→ **Task details**
Reproduce every record below exactly as written, leaving out any pictures.

[Figure dataset records]

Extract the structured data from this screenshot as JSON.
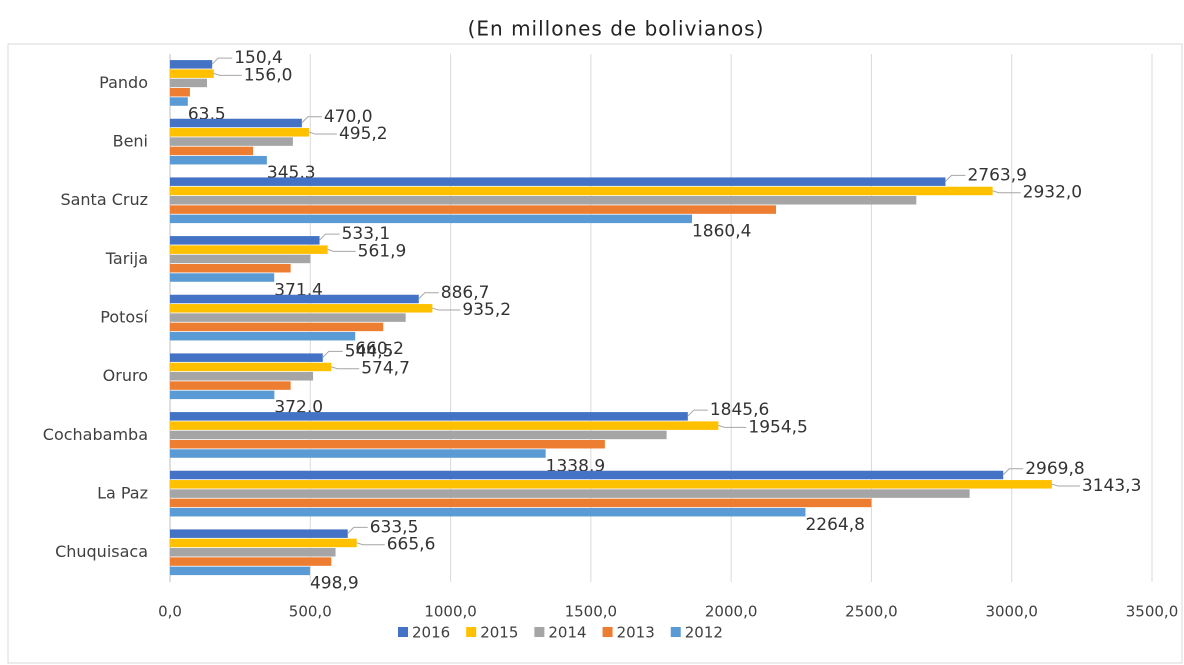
{
  "chart_data": {
    "type": "bar",
    "orientation": "horizontal",
    "title": "(En millones de bolivianos)",
    "categories": [
      "Pando",
      "Beni",
      "Santa Cruz",
      "Tarija",
      "Potosí",
      "Oruro",
      "Cochabamba",
      "La Paz",
      "Chuquisaca"
    ],
    "series": [
      {
        "name": "2016",
        "color": "#4472c4",
        "values": [
          150.4,
          470.0,
          2763.9,
          533.1,
          886.7,
          544.5,
          1845.6,
          2969.8,
          633.5
        ],
        "value_labels": [
          "150,4",
          "470,0",
          "2763,9",
          "533,1",
          "886,7",
          "544,5",
          "1845,6",
          "2969,8",
          "633,5"
        ]
      },
      {
        "name": "2015",
        "color": "#ffc000",
        "values": [
          156.0,
          495.2,
          2932.0,
          561.9,
          935.2,
          574.7,
          1954.5,
          3143.3,
          665.6
        ],
        "value_labels": [
          "156,0",
          "495,2",
          "2932,0",
          "561,9",
          "935,2",
          "574,7",
          "1954,5",
          "3143,3",
          "665,6"
        ]
      },
      {
        "name": "2014",
        "color": "#a5a5a5",
        "values": [
          132,
          438,
          2660,
          500,
          840,
          510,
          1770,
          2850,
          590
        ]
      },
      {
        "name": "2013",
        "color": "#ed7d31",
        "values": [
          71,
          296,
          2160,
          430,
          760,
          430,
          1550,
          2500,
          575
        ]
      },
      {
        "name": "2012",
        "color": "#5b9bd5",
        "values": [
          63.5,
          345.3,
          1860.4,
          371.4,
          660.2,
          372.0,
          1338.9,
          2264.8,
          498.9
        ],
        "value_labels": [
          "63,5",
          "345,3",
          "1860,4",
          "371,4",
          "660,2",
          "372,0",
          "1338,9",
          "2264,8",
          "498,9"
        ]
      }
    ],
    "xlim": [
      0,
      3500
    ],
    "xticks": [
      {
        "value": 0,
        "label": "0,0"
      },
      {
        "value": 500,
        "label": "500,0"
      },
      {
        "value": 1000,
        "label": "1000,0"
      },
      {
        "value": 1500,
        "label": "1500,0"
      },
      {
        "value": 2000,
        "label": "2000,0"
      },
      {
        "value": 2500,
        "label": "2500,0"
      },
      {
        "value": 3000,
        "label": "3000,0"
      },
      {
        "value": 3500,
        "label": "3500,0"
      }
    ],
    "grid": true,
    "legend": "bottom"
  }
}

→ **Result of the exercise**
Extract the structured data from this screenshot as JSON.
{
  "chart_data": {
    "type": "bar",
    "orientation": "horizontal",
    "title": "(En millones de bolivianos)",
    "categories": [
      "Pando",
      "Beni",
      "Santa Cruz",
      "Tarija",
      "Potosí",
      "Oruro",
      "Cochabamba",
      "La Paz",
      "Chuquisaca"
    ],
    "series": [
      {
        "name": "2016",
        "color": "#4472c4",
        "values": [
          150.4,
          470.0,
          2763.9,
          533.1,
          886.7,
          544.5,
          1845.6,
          2969.8,
          633.5
        ],
        "value_labels": [
          "150,4",
          "470,0",
          "2763,9",
          "533,1",
          "886,7",
          "544,5",
          "1845,6",
          "2969,8",
          "633,5"
        ]
      },
      {
        "name": "2015",
        "color": "#ffc000",
        "values": [
          156.0,
          495.2,
          2932.0,
          561.9,
          935.2,
          574.7,
          1954.5,
          3143.3,
          665.6
        ],
        "value_labels": [
          "156,0",
          "495,2",
          "2932,0",
          "561,9",
          "935,2",
          "574,7",
          "1954,5",
          "3143,3",
          "665,6"
        ]
      },
      {
        "name": "2014",
        "color": "#a5a5a5",
        "values": [
          132,
          438,
          2660,
          500,
          840,
          510,
          1770,
          2850,
          590
        ]
      },
      {
        "name": "2013",
        "color": "#ed7d31",
        "values": [
          71,
          296,
          2160,
          430,
          760,
          430,
          1550,
          2500,
          575
        ]
      },
      {
        "name": "2012",
        "color": "#5b9bd5",
        "values": [
          63.5,
          345.3,
          1860.4,
          371.4,
          660.2,
          372.0,
          1338.9,
          2264.8,
          498.9
        ],
        "value_labels": [
          "63,5",
          "345,3",
          "1860,4",
          "371,4",
          "660,2",
          "372,0",
          "1338,9",
          "2264,8",
          "498,9"
        ]
      }
    ],
    "xlim": [
      0,
      3500
    ],
    "xticks": [
      {
        "value": 0,
        "label": "0,0"
      },
      {
        "value": 500,
        "label": "500,0"
      },
      {
        "value": 1000,
        "label": "1000,0"
      },
      {
        "value": 1500,
        "label": "1500,0"
      },
      {
        "value": 2000,
        "label": "2000,0"
      },
      {
        "value": 2500,
        "label": "2500,0"
      },
      {
        "value": 3000,
        "label": "3000,0"
      },
      {
        "value": 3500,
        "label": "3500,0"
      }
    ],
    "grid": true,
    "legend": "bottom"
  }
}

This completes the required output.